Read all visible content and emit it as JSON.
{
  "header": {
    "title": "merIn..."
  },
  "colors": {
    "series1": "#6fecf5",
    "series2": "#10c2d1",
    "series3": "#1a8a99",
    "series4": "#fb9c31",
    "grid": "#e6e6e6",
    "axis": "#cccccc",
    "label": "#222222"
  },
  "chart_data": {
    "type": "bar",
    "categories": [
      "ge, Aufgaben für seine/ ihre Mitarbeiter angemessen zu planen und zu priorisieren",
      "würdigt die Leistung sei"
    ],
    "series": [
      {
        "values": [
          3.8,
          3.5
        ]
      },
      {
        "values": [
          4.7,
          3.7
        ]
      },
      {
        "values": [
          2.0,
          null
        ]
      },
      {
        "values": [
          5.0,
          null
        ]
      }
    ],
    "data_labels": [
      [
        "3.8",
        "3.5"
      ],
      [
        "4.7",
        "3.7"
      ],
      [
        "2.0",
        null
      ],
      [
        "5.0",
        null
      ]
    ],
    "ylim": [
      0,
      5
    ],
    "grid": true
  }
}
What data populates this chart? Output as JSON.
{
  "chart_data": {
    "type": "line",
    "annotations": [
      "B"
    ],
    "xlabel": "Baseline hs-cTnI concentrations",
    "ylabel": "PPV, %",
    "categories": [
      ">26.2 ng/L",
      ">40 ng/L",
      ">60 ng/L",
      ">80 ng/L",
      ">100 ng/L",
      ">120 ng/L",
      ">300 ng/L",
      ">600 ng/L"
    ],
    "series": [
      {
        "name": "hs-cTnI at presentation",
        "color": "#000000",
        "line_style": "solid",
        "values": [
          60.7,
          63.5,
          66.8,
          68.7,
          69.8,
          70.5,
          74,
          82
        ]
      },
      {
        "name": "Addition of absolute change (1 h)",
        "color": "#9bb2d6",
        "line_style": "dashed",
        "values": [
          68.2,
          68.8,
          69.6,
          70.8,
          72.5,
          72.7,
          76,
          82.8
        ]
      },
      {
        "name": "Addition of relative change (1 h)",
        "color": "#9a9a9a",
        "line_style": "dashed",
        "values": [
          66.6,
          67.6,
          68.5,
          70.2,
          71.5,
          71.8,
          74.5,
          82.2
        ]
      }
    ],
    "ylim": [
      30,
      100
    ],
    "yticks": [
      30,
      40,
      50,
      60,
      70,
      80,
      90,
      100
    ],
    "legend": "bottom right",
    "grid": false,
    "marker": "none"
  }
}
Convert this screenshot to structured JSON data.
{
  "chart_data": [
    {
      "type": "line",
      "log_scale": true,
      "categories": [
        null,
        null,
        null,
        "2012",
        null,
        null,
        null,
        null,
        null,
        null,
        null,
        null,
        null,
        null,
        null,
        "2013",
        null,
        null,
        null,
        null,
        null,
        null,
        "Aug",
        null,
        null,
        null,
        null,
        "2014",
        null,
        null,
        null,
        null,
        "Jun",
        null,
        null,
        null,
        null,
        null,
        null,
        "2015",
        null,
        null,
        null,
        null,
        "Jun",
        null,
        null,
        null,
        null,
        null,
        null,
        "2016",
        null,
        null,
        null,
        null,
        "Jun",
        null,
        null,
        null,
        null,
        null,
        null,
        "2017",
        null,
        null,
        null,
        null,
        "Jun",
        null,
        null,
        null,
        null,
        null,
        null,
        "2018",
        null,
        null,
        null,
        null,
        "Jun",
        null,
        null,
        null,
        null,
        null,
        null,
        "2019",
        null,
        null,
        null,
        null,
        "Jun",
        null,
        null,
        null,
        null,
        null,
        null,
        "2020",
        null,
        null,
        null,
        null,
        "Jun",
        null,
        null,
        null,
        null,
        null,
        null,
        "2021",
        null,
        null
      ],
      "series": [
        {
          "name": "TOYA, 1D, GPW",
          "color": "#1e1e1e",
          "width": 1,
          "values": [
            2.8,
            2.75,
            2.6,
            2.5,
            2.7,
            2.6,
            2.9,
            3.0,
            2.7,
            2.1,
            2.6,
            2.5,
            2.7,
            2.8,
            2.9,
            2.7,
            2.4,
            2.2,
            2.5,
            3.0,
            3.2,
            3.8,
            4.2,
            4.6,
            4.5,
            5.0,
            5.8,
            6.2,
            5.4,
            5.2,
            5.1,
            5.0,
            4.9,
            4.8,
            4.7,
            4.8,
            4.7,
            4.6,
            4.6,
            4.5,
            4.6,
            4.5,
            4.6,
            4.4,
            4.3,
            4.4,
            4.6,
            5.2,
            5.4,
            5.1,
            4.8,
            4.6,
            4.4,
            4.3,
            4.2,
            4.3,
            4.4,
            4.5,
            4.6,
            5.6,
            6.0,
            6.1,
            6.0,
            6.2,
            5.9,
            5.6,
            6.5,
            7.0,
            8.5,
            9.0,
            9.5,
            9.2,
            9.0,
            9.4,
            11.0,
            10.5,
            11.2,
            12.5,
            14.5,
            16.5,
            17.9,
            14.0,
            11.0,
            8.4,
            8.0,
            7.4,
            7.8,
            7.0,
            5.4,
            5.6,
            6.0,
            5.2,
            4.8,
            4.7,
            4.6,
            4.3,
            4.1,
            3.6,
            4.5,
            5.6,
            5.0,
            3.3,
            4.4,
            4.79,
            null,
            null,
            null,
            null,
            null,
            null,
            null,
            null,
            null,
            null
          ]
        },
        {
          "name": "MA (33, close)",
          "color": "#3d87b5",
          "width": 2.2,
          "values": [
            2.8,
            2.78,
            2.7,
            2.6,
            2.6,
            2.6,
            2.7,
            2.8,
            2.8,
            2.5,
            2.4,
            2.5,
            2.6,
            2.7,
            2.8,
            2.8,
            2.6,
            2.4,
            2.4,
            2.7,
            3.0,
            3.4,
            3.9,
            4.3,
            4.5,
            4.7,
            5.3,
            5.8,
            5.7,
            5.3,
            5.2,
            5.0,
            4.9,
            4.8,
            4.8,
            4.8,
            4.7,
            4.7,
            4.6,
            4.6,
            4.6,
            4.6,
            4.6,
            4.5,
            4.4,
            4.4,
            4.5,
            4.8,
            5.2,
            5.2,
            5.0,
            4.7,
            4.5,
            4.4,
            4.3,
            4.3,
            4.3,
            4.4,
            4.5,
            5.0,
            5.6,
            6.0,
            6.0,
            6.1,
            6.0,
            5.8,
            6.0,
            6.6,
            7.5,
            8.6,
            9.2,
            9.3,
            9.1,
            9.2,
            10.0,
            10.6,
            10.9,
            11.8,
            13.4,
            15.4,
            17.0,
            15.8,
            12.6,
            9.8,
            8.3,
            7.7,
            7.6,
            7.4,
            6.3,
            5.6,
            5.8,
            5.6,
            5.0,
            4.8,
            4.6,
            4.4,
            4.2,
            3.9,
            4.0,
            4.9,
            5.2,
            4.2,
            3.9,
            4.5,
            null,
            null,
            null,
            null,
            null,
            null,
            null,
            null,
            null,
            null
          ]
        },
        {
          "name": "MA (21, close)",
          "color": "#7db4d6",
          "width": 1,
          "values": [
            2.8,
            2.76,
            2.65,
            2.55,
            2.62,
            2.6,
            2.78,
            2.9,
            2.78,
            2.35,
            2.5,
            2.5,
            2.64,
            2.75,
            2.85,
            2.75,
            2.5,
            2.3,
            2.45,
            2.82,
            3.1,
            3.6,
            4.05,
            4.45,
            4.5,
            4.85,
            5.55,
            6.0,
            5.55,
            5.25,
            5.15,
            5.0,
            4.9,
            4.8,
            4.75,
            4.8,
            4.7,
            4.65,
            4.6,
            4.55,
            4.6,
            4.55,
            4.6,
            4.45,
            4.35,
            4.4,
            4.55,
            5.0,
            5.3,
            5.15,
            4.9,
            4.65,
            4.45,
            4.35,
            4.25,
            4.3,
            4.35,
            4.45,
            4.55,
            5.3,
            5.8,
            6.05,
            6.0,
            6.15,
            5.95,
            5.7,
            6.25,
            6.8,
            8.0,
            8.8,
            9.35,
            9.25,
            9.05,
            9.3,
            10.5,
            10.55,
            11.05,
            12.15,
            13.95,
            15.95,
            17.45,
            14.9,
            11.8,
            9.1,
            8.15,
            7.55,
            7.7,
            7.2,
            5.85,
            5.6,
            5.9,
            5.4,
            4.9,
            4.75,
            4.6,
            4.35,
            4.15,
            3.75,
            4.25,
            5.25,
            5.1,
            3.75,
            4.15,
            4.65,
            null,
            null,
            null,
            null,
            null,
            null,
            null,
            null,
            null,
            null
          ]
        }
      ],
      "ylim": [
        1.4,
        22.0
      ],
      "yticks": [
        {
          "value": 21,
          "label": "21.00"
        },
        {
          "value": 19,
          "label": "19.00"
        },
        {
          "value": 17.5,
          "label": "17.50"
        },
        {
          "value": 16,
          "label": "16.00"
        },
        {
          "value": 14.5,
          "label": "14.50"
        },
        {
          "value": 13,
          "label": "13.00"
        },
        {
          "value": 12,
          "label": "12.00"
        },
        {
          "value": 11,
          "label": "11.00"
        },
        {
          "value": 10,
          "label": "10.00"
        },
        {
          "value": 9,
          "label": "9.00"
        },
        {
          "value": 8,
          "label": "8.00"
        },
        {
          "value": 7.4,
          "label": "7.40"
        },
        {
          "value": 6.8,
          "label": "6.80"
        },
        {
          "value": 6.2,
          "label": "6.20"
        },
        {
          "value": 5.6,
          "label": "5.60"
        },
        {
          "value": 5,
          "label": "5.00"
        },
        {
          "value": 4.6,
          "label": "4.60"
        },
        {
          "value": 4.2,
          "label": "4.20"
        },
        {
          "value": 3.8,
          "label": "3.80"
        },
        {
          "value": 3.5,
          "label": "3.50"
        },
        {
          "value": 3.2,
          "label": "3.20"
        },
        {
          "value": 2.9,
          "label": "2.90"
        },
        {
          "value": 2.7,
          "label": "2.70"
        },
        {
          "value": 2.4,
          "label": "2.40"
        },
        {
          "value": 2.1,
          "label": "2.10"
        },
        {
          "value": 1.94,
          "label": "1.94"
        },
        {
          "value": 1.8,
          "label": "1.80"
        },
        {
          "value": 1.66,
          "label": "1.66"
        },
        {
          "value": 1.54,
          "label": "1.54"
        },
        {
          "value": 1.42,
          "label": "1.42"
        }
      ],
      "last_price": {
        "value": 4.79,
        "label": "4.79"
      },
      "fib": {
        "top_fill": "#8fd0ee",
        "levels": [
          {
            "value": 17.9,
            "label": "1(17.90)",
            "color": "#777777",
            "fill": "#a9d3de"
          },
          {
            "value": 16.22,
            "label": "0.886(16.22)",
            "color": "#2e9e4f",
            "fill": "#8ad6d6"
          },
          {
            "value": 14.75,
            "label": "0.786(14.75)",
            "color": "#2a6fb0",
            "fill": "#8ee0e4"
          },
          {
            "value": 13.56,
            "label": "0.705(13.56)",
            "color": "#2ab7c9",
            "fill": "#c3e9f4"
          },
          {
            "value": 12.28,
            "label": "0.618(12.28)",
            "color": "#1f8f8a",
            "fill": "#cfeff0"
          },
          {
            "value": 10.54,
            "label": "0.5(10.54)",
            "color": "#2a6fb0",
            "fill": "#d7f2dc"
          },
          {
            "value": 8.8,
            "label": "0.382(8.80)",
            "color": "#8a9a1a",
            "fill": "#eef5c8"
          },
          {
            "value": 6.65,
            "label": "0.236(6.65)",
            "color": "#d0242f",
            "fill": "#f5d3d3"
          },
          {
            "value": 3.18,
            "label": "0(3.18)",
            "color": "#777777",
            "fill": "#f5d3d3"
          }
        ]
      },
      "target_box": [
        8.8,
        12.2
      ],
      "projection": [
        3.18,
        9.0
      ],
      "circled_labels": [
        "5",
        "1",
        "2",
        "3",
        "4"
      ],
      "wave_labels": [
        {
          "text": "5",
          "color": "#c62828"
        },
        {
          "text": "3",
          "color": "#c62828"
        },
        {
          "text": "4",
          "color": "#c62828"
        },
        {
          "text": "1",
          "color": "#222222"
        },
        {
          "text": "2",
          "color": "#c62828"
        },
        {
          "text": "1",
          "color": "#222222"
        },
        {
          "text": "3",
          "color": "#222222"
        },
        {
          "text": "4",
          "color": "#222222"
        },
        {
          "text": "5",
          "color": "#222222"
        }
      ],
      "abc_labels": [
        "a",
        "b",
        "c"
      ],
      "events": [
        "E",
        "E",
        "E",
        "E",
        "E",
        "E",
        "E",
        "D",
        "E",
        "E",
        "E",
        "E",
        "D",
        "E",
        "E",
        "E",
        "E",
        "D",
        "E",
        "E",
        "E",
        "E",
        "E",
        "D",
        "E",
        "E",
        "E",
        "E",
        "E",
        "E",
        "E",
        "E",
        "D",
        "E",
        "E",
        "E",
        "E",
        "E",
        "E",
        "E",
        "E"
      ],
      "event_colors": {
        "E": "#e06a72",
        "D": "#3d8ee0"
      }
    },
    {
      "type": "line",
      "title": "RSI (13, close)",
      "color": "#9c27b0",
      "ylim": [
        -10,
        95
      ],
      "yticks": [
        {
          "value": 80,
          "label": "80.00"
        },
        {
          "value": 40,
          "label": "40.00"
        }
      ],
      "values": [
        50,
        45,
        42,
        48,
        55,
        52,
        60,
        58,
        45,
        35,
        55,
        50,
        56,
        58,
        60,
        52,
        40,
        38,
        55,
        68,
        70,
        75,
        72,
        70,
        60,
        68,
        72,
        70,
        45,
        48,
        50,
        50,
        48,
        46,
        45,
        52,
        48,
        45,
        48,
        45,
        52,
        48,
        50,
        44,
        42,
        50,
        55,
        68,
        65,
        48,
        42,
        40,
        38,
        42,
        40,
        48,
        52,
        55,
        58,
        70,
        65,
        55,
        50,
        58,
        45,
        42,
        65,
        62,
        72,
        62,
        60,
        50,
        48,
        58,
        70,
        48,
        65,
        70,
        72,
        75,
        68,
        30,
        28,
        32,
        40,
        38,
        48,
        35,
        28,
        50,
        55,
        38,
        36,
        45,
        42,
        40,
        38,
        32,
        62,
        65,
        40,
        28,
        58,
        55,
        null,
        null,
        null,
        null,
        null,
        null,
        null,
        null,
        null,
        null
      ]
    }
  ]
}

■ Given exercise ■
Copy every line from the entries that contains the word "cTnI".

■ Expected answer ■
    "xlabel": "Baseline hs-cTnI concentrations",
        "name": "hs-cTnI at presentation",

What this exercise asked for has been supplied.